───── Document excerpt ─────

Right now, the house once located steps from the beach at 1123 Harbor Avenue now sits in a lot down the road owned by the Port of Seattle, and historians gathered this month to raise awareness about efforts to relocate it. Though not an official city landmark, the cottage stands out as one of those classic, quirky Seattle sites — and, boy, if those walls could talk, they would tell some stories.

Its owner was a total rock star 🪨

During the Great Depression, Eva Falk built the cabin with her mother, gathering more than 15,000 stones from the shores of Alki via wagon and trading meals to Hooverville residents in exchange for masonry work. And if you’re thinking, well, why not do things a more conventional way, that’s just not how she rolled.

From all accounts, Eva was a bit of a bohemian, joining a cult-like religious order called the Seventh Elect Church, a reclusive colony once based in Ballard that required its members to leave their hair long and “avoid blood.” Indiana-born lead preacher David Salwt once chose Eva to be his high priestess — but they eventually divorced.

“Giving shelter to anybody” 🏠

While still a wild child, Eva got remarried to a circus strongman (who could reportedly bend horseshoes with his teeth), performed on the vaudeville circuit, and hitchhiked from Seattle to New York when she was 20. At one point, Eva tried to enter a West Seattle beauty queen contest, but was disqualified because she was a divorceé. *Clutches pearls*

Not one for shyness, Eva also posed naked in public for a “calendar,” further scandalizing the Seattle community. And while the Seventh Elect Church participation appeared to phase out not long after her first marriage ended, Eva remained a vegetarian at a time when that was considered, like, totally weird.

─────

Required tasks >>
a) In the article about Eva Falk's stone cottage, how many stones did she gather from the shores of Alki to build it?
b) Extend the article about Eva Falk's stone cottage, picking up after its final sentence.

───── Data extract ─────

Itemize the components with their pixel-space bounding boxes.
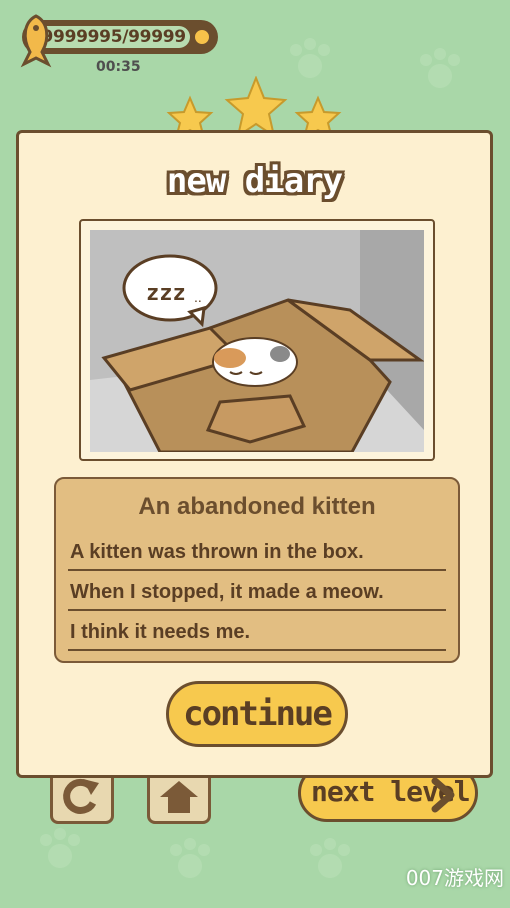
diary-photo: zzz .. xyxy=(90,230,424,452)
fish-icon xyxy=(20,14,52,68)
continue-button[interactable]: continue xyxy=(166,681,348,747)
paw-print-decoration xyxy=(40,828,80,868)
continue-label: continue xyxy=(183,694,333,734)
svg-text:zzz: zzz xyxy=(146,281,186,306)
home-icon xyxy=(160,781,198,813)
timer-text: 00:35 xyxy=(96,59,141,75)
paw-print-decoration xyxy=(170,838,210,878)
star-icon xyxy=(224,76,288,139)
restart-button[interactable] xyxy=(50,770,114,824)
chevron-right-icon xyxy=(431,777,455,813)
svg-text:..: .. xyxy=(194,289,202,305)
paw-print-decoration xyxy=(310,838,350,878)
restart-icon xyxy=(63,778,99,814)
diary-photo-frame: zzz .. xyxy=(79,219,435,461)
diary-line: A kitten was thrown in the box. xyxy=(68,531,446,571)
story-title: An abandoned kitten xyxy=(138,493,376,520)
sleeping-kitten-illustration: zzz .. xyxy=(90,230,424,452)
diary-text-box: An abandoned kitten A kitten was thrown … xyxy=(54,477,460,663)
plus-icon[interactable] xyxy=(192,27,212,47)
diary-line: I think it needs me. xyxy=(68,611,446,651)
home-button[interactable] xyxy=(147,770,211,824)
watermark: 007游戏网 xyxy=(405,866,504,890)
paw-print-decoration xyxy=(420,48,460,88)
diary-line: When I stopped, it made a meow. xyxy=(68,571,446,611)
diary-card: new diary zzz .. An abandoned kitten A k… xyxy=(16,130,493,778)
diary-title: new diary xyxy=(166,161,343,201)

─────
───── Data extract ─────

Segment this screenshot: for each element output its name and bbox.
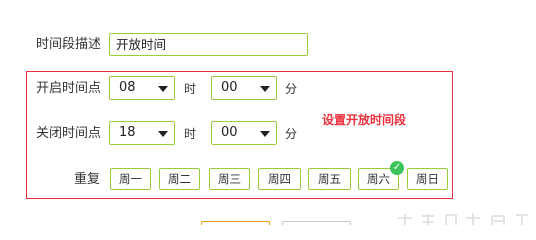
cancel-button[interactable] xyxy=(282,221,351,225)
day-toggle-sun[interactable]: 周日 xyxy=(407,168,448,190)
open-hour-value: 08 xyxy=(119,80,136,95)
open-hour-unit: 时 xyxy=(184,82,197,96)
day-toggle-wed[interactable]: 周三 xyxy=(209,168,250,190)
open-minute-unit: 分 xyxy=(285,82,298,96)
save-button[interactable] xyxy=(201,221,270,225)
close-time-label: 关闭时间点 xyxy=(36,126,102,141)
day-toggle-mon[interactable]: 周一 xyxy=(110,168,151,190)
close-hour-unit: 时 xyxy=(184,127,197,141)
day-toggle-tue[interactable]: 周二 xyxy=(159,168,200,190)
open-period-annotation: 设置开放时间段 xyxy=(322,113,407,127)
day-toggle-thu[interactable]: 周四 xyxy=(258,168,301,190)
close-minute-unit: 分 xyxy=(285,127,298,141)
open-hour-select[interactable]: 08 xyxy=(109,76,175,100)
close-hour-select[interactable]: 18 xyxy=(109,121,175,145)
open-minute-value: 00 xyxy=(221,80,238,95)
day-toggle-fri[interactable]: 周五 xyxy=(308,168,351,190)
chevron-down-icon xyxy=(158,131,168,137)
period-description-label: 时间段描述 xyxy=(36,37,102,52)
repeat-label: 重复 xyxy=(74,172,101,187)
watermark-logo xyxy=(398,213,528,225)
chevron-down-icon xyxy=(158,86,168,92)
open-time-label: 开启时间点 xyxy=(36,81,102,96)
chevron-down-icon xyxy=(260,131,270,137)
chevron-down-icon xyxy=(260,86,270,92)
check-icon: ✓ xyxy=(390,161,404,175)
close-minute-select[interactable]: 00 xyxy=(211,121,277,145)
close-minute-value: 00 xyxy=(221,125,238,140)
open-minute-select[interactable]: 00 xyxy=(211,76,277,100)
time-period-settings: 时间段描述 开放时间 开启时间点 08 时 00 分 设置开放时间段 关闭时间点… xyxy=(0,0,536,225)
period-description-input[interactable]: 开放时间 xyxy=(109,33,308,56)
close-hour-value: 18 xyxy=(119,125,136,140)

─────
───── Data extract ─────

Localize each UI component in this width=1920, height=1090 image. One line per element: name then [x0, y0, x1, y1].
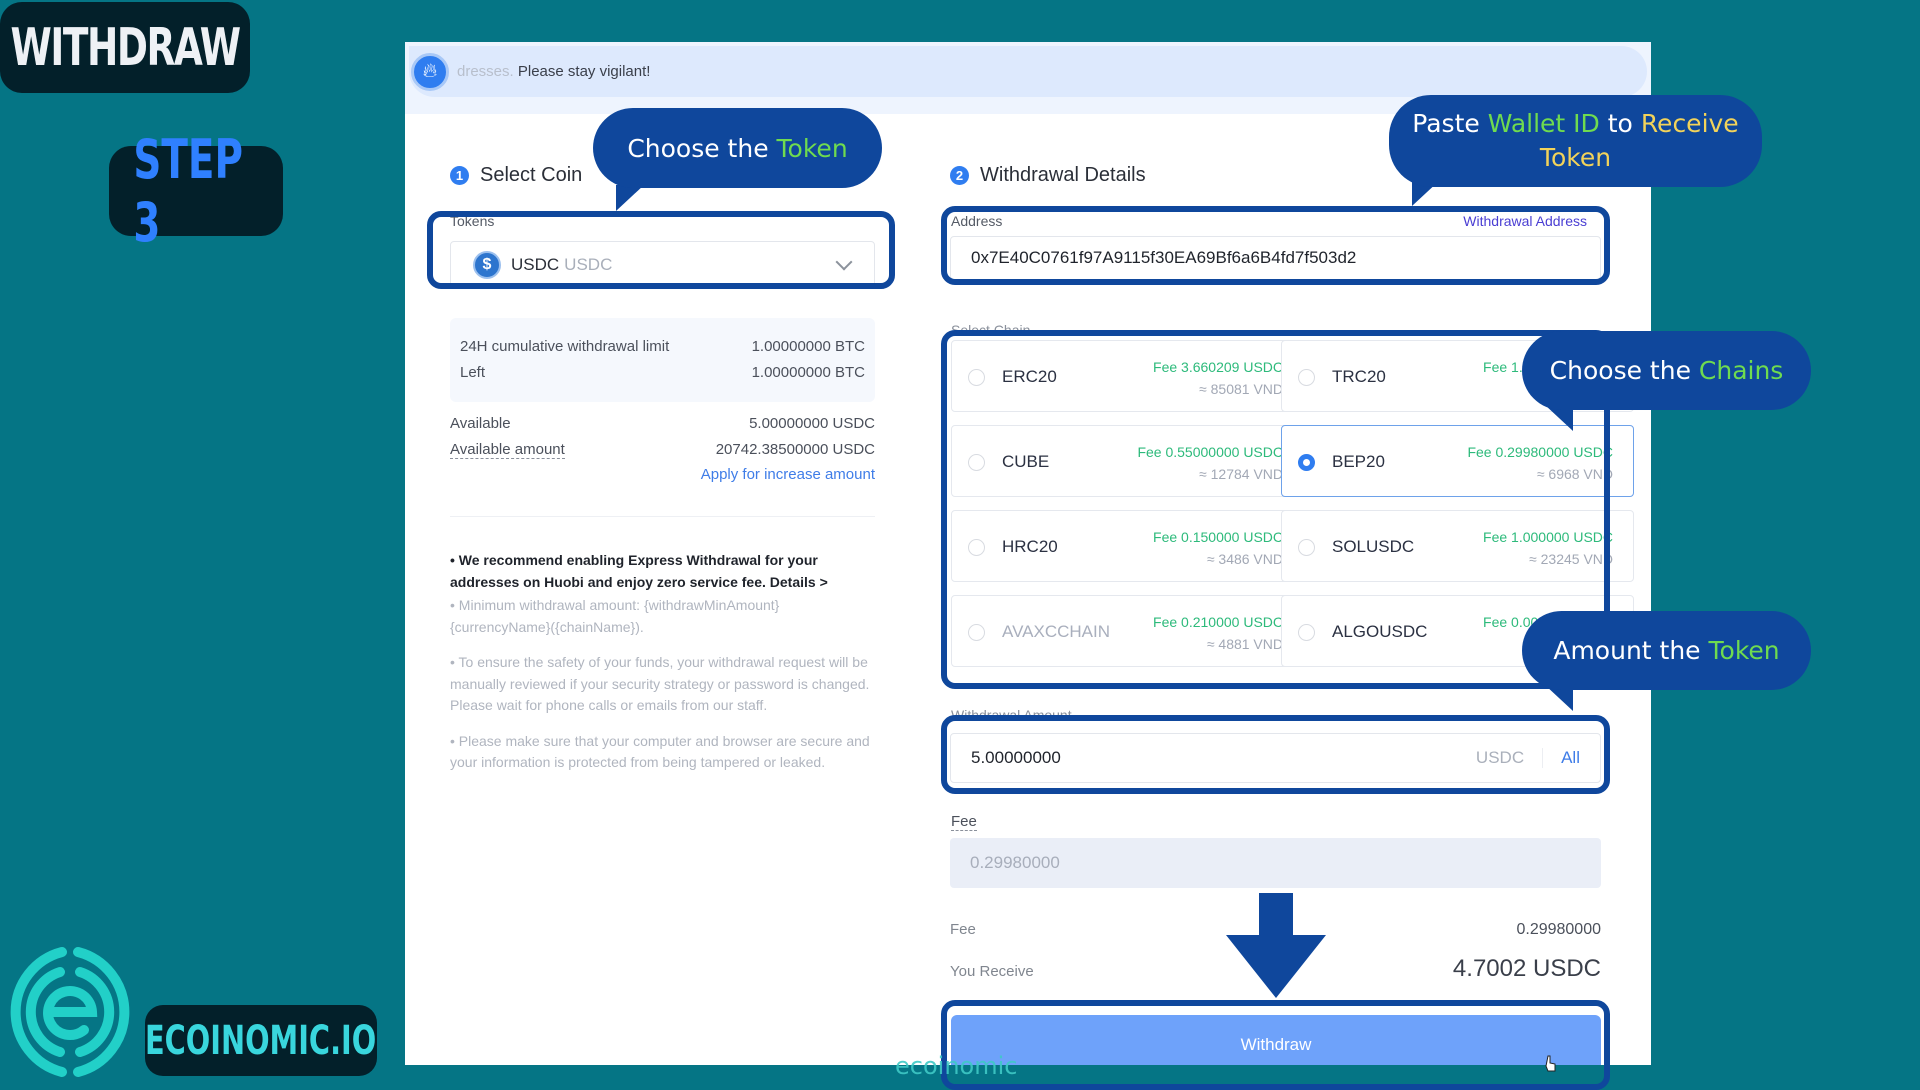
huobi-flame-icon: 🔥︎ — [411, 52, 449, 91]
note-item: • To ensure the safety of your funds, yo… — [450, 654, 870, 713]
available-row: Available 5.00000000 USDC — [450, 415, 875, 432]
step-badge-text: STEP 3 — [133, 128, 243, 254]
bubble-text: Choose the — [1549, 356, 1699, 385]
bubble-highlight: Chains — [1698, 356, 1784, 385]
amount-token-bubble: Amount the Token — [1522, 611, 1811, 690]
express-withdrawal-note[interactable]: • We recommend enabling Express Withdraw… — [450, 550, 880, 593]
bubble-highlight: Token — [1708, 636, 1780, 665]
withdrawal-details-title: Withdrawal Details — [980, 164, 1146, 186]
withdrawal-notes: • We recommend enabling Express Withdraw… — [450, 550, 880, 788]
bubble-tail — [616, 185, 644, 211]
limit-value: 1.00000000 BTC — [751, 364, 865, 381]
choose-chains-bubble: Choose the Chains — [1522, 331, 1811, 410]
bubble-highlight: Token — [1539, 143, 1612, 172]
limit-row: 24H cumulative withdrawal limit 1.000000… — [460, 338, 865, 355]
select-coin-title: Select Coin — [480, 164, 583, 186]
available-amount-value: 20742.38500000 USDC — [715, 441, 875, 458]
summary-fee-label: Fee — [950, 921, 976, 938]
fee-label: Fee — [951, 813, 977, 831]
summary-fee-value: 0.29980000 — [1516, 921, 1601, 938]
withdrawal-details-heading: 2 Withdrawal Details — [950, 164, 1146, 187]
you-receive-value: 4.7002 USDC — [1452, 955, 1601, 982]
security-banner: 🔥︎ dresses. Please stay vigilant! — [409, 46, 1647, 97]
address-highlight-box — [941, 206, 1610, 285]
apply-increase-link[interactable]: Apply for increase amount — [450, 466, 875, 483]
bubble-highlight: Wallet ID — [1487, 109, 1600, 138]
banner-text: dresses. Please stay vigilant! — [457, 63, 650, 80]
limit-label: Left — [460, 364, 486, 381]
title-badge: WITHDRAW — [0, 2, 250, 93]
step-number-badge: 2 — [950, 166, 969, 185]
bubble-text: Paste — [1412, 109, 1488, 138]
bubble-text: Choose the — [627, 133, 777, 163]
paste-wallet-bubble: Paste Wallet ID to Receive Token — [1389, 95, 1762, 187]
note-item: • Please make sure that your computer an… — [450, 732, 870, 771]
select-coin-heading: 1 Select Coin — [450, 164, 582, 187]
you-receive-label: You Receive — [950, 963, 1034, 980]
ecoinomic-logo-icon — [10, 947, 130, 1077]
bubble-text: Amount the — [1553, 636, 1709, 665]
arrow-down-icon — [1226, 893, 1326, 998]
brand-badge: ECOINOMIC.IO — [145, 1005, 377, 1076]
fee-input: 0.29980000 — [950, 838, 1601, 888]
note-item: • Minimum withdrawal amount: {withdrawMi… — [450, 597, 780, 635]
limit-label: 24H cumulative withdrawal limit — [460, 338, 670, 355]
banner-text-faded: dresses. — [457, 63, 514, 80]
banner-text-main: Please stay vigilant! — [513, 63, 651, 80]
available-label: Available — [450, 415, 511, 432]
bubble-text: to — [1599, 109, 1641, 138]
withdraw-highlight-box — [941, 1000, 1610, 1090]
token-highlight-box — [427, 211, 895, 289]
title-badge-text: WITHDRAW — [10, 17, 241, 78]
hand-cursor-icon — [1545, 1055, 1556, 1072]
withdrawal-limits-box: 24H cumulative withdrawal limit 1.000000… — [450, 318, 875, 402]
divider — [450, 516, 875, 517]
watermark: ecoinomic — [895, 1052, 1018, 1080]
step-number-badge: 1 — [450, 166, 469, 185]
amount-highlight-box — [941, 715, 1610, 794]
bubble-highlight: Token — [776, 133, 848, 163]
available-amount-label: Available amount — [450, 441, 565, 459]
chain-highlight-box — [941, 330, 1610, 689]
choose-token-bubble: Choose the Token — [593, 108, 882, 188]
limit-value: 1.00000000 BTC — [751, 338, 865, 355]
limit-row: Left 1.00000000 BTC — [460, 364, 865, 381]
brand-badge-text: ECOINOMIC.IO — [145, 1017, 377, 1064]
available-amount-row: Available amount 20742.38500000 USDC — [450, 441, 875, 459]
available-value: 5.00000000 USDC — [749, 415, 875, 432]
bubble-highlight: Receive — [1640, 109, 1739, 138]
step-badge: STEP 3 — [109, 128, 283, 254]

─────

Task answers >>
a) More than 15,000 stones.

b)
She also was a mother to three children and had a generous spirit, opening the doors to the Stone Cottage for those who were “shunned by society,” according to Southwest Seattle Historical Society’s Taisa Williams. Eva — who lived in the cottage up until her death in 1997 at the age of 92 — once told her daughter Carmacita, “This house is for giving shelter to anybody and anything.”

What’s next? 💡

HIstorians are hoping to find a more permanent home for the cottage, possibly on Alki near the Statue of Liberty replica. One idea from the Save the Stone Cottage coalition would be to transform it into a pottery studio or community center with the Seattle Parks and Recreation Department once the interior is restored.

Most of the exterior is intact. Eva’s family salvaged original stained glass windows and the front door, which currently reside in another location. However, the stones are the main attraction — as they happen to carry significance for local tribes. “The hills and the valleys and the rocks contain the memories of the Duwamish people,” said Ken Workman, the fourth great-grandson of Chief Seattle. “So when it came to the cottage being moved, I realized that those rocks contain those memories.”

But the process to move the cottage once again won’t be easy and will likely take 2-3 years — and possibly $300,000. In the meantime, those interested in getting a glimpse at its stony facade can stop along Harbor Avenue and dream of a beachier time.